▶ [GIVEN EXERCISE] Only the pictures are omitted; repeat all other data exactly.

▶ [Collected data entries]
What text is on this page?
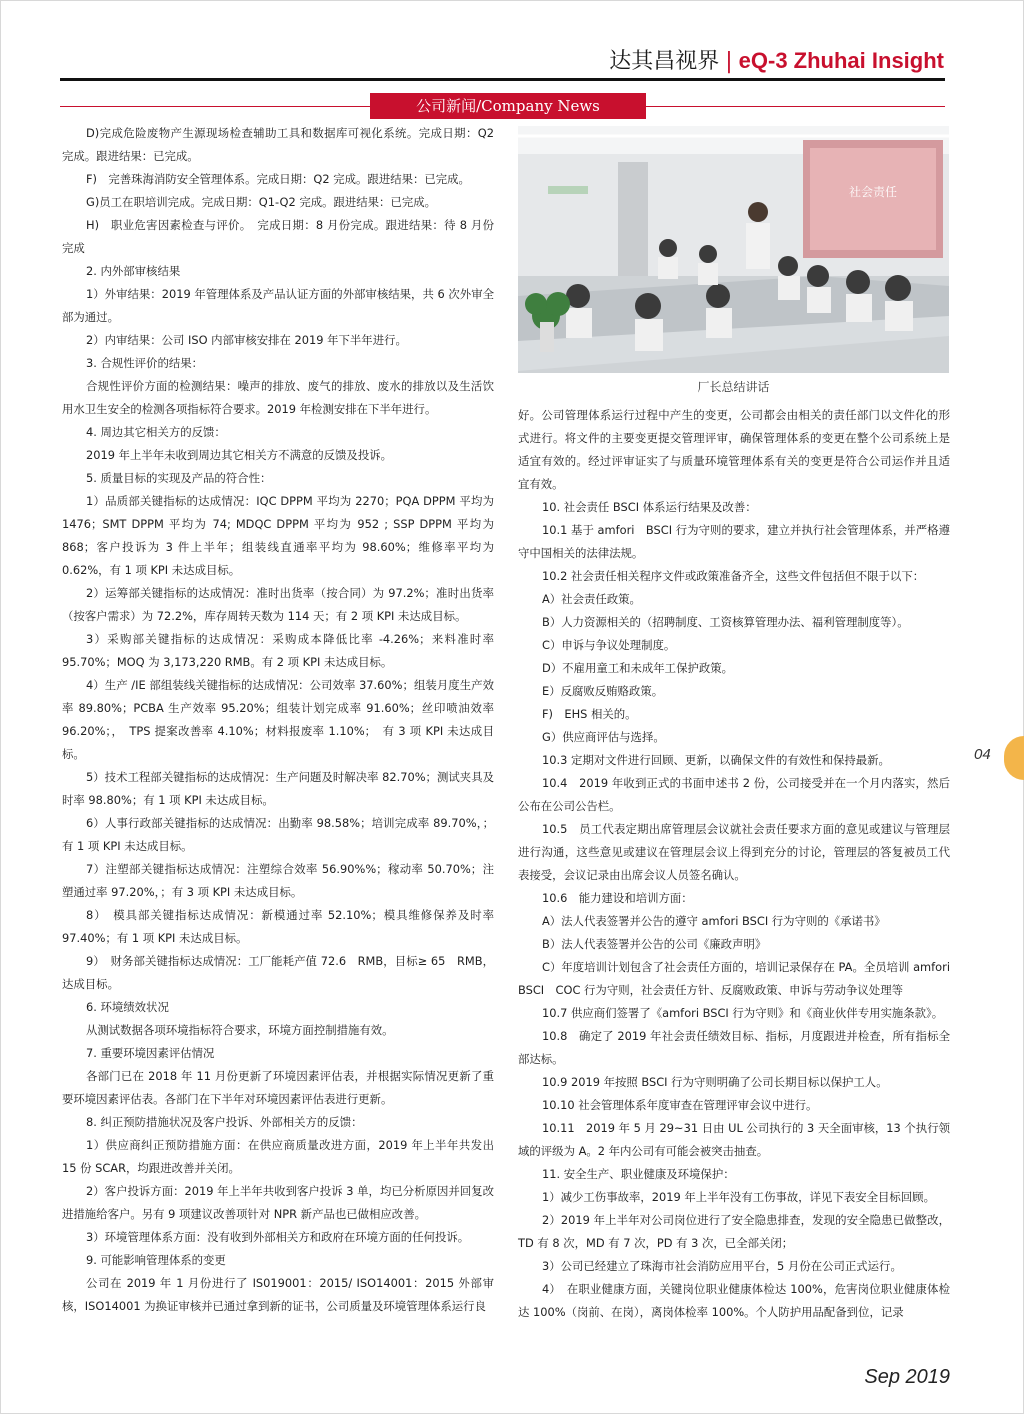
达其昌视界 | eQ-3 Zhuhai Insight
公司新闻/Company News

D)完成危险废物产生源现场检查辅助工具和数据库可视化系统。完成日期：Q2 完成。跟进结果：已完成。

F)　完善珠海消防安全管理体系。完成日期：Q2 完成。跟进结果：已完成。

G)员工在职培训完成。完成日期：Q1-Q2 完成。跟进结果：已完成。

H)　职业危害因素检查与评价。　完成日期：8 月份完成。跟进结果：待 8 月份完成

2. 内外部审核结果

1）外审结果：2019 年管理体系及产品认证方面的外部审核结果，共 6 次外审全部为通过。

2）内审结果：公司 ISO 内部审核安排在 2019 年下半年进行。

3. 合规性评价的结果：

合规性评价方面的检测结果：噪声的排放、废气的排放、废水的排放以及生活饮用水卫生安全的检测各项指标符合要求。2019 年检测安排在下半年进行。

4. 周边其它相关方的反馈：

2019 年上半年未收到周边其它相关方不满意的反馈及投诉。

5. 质量目标的实现及产品的符合性：

1）品质部关键指标的达成情况：IQC DPPM 平均为 2270；PQA DPPM 平均为 1476；SMT DPPM 平均为 74; MDQC DPPM 平均为 952 ; SSP DPPM 平均为 868；客户投诉为 3 件上半年；组装线直通率平均为 98.60%；维修率平均为 0.62%，有 1 项 KPI 未达成目标。

2）运筹部关键指标的达成情况：准时出货率（按合同）为 97.2%；准时出货率（按客户需求）为 72.2%，库存周转天数为 114 天；有 2 项 KPI 未达成目标。

3）采购部关键指标的达成情况：采购成本降低比率 -4.26%；来料准时率 95.70%；MOQ 为 3,173,220 RMB。有 2 项 KPI 未达成目标。

4）生产 /IE 部组装线关键指标的达成情况：公司效率 37.60%；组装月度生产效率 89.80%；PCBA 生产效率 95.20%；组装计划完成率 91.60%；丝印喷油效率 96.20%；，　TPS 提案改善率 4.10%；材料报废率 1.10%；　有 3 项 KPI 未达成目标。

5）技术工程部关键指标的达成情况：生产问题及时解决率 82.70%；测试夹具及时率 98.80%；有 1 项 KPI 未达成目标。

6）人事行政部关键指标的达成情况：出勤率 98.58%；培训完成率 89.70%，；有 1 项 KPI 未达成目标。

7）注塑部关键指标达成情况：注塑综合效率 56.90%%；稼动率 50.70%；注塑通过率 97.20%，；有 3 项 KPI 未达成目标。

8）　模具部关键指标达成情况：新模通过率 52.10%；模具维修保养及时率 97.40%；有 1 项 KPI 未达成目标。

9）　财务部关键指标达成情况：工厂能耗产值 72.6　RMB，目标≥ 65　RMB，达成目标。

6. 环境绩效状况

从测试数据各项环境指标符合要求，环境方面控制措施有效。

7. 重要环境因素评估情况

各部门已在 2018 年 11 月份更新了环境因素评估表，并根据实际情况更新了重要环境因素评估表。各部门在下半年对环境因素评估表进行更新。

8. 纠正预防措施状况及客户投诉、外部相关方的反馈：

1）供应商纠正预防措施方面：在供应商质量改进方面，2019 年上半年共发出 15 份 SCAR，均跟进改善并关闭。

2）客户投诉方面：2019 年上半年共收到客户投诉 3 单，均已分析原因并回复改进措施给客户。另有 9 项建议改善项针对 NPR 新产品也已做相应改善。

3）环境管理体系方面：没有收到外部相关方和政府在环境方面的任何投诉。

9. 可能影响管理体系的变更

公司在 2019 年 1 月份进行了 IS019001：2015/ ISO14001：2015 外部审核，ISO14001 为换证审核并已通过拿到新的证书，公司质量及环境管理体系运行良

社会责任
厂长总结讲话

好。公司管理体系运行过程中产生的变更，公司都会由相关的责任部门以文件化的形式进行。将文件的主要变更提交管理评审，确保管理体系的变更在整个公司系统上是适宜有效的。经过评审证实了与质量环境管理体系有关的变更是符合公司运作并且适宜有效。

10. 社会责任 BSCI 体系运行结果及改善：

10.1 基于 amfori　BSCI 行为守则的要求，建立并执行社会管理体系，并严格遵守中国相关的法律法规。

10.2 社会责任相关程序文件或政策准备齐全，这些文件包括但不限于以下：

A）社会责任政策。

B）人力资源相关的（招聘制度、工资核算管理办法、福利管理制度等）。

C）申诉与争议处理制度。

D）不雇用童工和未成年工保护政策。

E）反腐败反贿赂政策。

F)　EHS 相关的。

G）供应商评估与选择。

10.3 定期对文件进行回顾、更新，以确保文件的有效性和保持最新。

10.4　2019 年收到正式的书面申述书 2 份，公司接受并在一个月内落实，然后公布在公司公告栏。

10.5　员工代表定期出席管理层会议就社会责任要求方面的意见或建议与管理层进行沟通，这些意见或建议在管理层会议上得到充分的讨论，管理层的答复被员工代表接受，会议记录由出席会议人员签名确认。

10.6　能力建设和培训方面：

A）法人代表签署并公告的遵守 amfori BSCI 行为守则的《承诺书》

B）法人代表签署并公告的公司《廉政声明》

C）年度培训计划包含了社会责任方面的，培训记录保存在 PA。全员培训 amfori　BSCI　COC 行为守则，社会责任方针、反腐败政策、申诉与劳动争议处理等

10.7 供应商们签署了《amfori BSCI 行为守则》和《商业伙伴专用实施条款》。

10.8　确定了 2019 年社会责任绩效目标、指标，月度跟进并检查，所有指标全部达标。

10.9 2019 年按照 BSCI 行为守则明确了公司长期目标以保护工人。

10.10 社会管理体系年度审查在管理评审会议中进行。

10.11　2019 年 5 月 29~31 日由 UL 公司执行的 3 天全面审核，13 个执行领域的评级为 A。2 年内公司有可能会被突击抽查。

11. 安全生产、职业健康及环境保护：

1）减少工伤事故率，2019 年上半年没有工伤事故，详见下表安全目标回顾。

2）2019 年上半年对公司岗位进行了安全隐患排查，发现的安全隐患已做整改，TD 有 8 次，MD 有 7 次，PD 有 3 次，已全部关闭；

3）公司已经建立了珠海市社会消防应用平台，5 月份在公司正式运行。

4）　在职业健康方面，关键岗位职业健康体检达 100%，危害岗位职业健康体检达 100%（岗前、在岗），离岗体检率 100%。个人防护用品配备到位，记录

04
Sep 2019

▶ [RESULT]
What text is on this page?
达其昌视界 | eQ-3 Zhuhai Insight
公司新闻/Company News

D)完成危险废物产生源现场检查辅助工具和数据库可视化系统。完成日期：Q2 完成。跟进结果：已完成。

F)　完善珠海消防安全管理体系。完成日期：Q2 完成。跟进结果：已完成。

G)员工在职培训完成。完成日期：Q1-Q2 完成。跟进结果：已完成。

H)　职业危害因素检查与评价。　完成日期：8 月份完成。跟进结果：待 8 月份完成

2. 内外部审核结果

1）外审结果：2019 年管理体系及产品认证方面的外部审核结果，共 6 次外审全部为通过。

2）内审结果：公司 ISO 内部审核安排在 2019 年下半年进行。

3. 合规性评价的结果：

合规性评价方面的检测结果：噪声的排放、废气的排放、废水的排放以及生活饮用水卫生安全的检测各项指标符合要求。2019 年检测安排在下半年进行。

4. 周边其它相关方的反馈：

2019 年上半年未收到周边其它相关方不满意的反馈及投诉。

5. 质量目标的实现及产品的符合性：

1）品质部关键指标的达成情况：IQC DPPM 平均为 2270；PQA DPPM 平均为 1476；SMT DPPM 平均为 74; MDQC DPPM 平均为 952 ; SSP DPPM 平均为 868；客户投诉为 3 件上半年；组装线直通率平均为 98.60%；维修率平均为 0.62%，有 1 项 KPI 未达成目标。

2）运筹部关键指标的达成情况：准时出货率（按合同）为 97.2%；准时出货率（按客户需求）为 72.2%，库存周转天数为 114 天；有 2 项 KPI 未达成目标。

3）采购部关键指标的达成情况：采购成本降低比率 -4.26%；来料准时率 95.70%；MOQ 为 3,173,220 RMB。有 2 项 KPI 未达成目标。

4）生产 /IE 部组装线关键指标的达成情况：公司效率 37.60%；组装月度生产效率 89.80%；PCBA 生产效率 95.20%；组装计划完成率 91.60%；丝印喷油效率 96.20%；，　TPS 提案改善率 4.10%；材料报废率 1.10%；　有 3 项 KPI 未达成目标。

5）技术工程部关键指标的达成情况：生产问题及时解决率 82.70%；测试夹具及时率 98.80%；有 1 项 KPI 未达成目标。

6）人事行政部关键指标的达成情况：出勤率 98.58%；培训完成率 89.70%，；有 1 项 KPI 未达成目标。

7）注塑部关键指标达成情况：注塑综合效率 56.90%%；稼动率 50.70%；注塑通过率 97.20%，；有 3 项 KPI 未达成目标。

8）　模具部关键指标达成情况：新模通过率 52.10%；模具维修保养及时率 97.40%；有 1 项 KPI 未达成目标。

9）　财务部关键指标达成情况：工厂能耗产值 72.6　RMB，目标≥ 65　RMB，达成目标。

6. 环境绩效状况

从测试数据各项环境指标符合要求，环境方面控制措施有效。

7. 重要环境因素评估情况

各部门已在 2018 年 11 月份更新了环境因素评估表，并根据实际情况更新了重要环境因素评估表。各部门在下半年对环境因素评估表进行更新。

8. 纠正预防措施状况及客户投诉、外部相关方的反馈：

1）供应商纠正预防措施方面：在供应商质量改进方面，2019 年上半年共发出 15 份 SCAR，均跟进改善并关闭。

2）客户投诉方面：2019 年上半年共收到客户投诉 3 单，均已分析原因并回复改进措施给客户。另有 9 项建议改善项针对 NPR 新产品也已做相应改善。

3）环境管理体系方面：没有收到外部相关方和政府在环境方面的任何投诉。

9. 可能影响管理体系的变更

公司在 2019 年 1 月份进行了 IS019001：2015/ ISO14001：2015 外部审核，ISO14001 为换证审核并已通过拿到新的证书，公司质量及环境管理体系运行良

社会责任
厂长总结讲话

好。公司管理体系运行过程中产生的变更，公司都会由相关的责任部门以文件化的形式进行。将文件的主要变更提交管理评审，确保管理体系的变更在整个公司系统上是适宜有效的。经过评审证实了与质量环境管理体系有关的变更是符合公司运作并且适宜有效。

10. 社会责任 BSCI 体系运行结果及改善：

10.1 基于 amfori　BSCI 行为守则的要求，建立并执行社会管理体系，并严格遵守中国相关的法律法规。

10.2 社会责任相关程序文件或政策准备齐全，这些文件包括但不限于以下：

A）社会责任政策。

B）人力资源相关的（招聘制度、工资核算管理办法、福利管理制度等）。

C）申诉与争议处理制度。

D）不雇用童工和未成年工保护政策。

E）反腐败反贿赂政策。

F)　EHS 相关的。

G）供应商评估与选择。

10.3 定期对文件进行回顾、更新，以确保文件的有效性和保持最新。

10.4　2019 年收到正式的书面申述书 2 份，公司接受并在一个月内落实，然后公布在公司公告栏。

10.5　员工代表定期出席管理层会议就社会责任要求方面的意见或建议与管理层进行沟通，这些意见或建议在管理层会议上得到充分的讨论，管理层的答复被员工代表接受，会议记录由出席会议人员签名确认。

10.6　能力建设和培训方面：

A）法人代表签署并公告的遵守 amfori BSCI 行为守则的《承诺书》

B）法人代表签署并公告的公司《廉政声明》

C）年度培训计划包含了社会责任方面的，培训记录保存在 PA。全员培训 amfori　BSCI　COC 行为守则，社会责任方针、反腐败政策、申诉与劳动争议处理等

10.7 供应商们签署了《amfori BSCI 行为守则》和《商业伙伴专用实施条款》。

10.8　确定了 2019 年社会责任绩效目标、指标，月度跟进并检查，所有指标全部达标。

10.9 2019 年按照 BSCI 行为守则明确了公司长期目标以保护工人。

10.10 社会管理体系年度审查在管理评审会议中进行。

10.11　2019 年 5 月 29~31 日由 UL 公司执行的 3 天全面审核，13 个执行领域的评级为 A。2 年内公司有可能会被突击抽查。

11. 安全生产、职业健康及环境保护：

1）减少工伤事故率，2019 年上半年没有工伤事故，详见下表安全目标回顾。

2）2019 年上半年对公司岗位进行了安全隐患排查，发现的安全隐患已做整改，TD 有 8 次，MD 有 7 次，PD 有 3 次，已全部关闭；

3）公司已经建立了珠海市社会消防应用平台，5 月份在公司正式运行。

4）　在职业健康方面，关键岗位职业健康体检达 100%，危害岗位职业健康体检达 100%（岗前、在岗），离岗体检率 100%。个人防护用品配备到位，记录

04
Sep 2019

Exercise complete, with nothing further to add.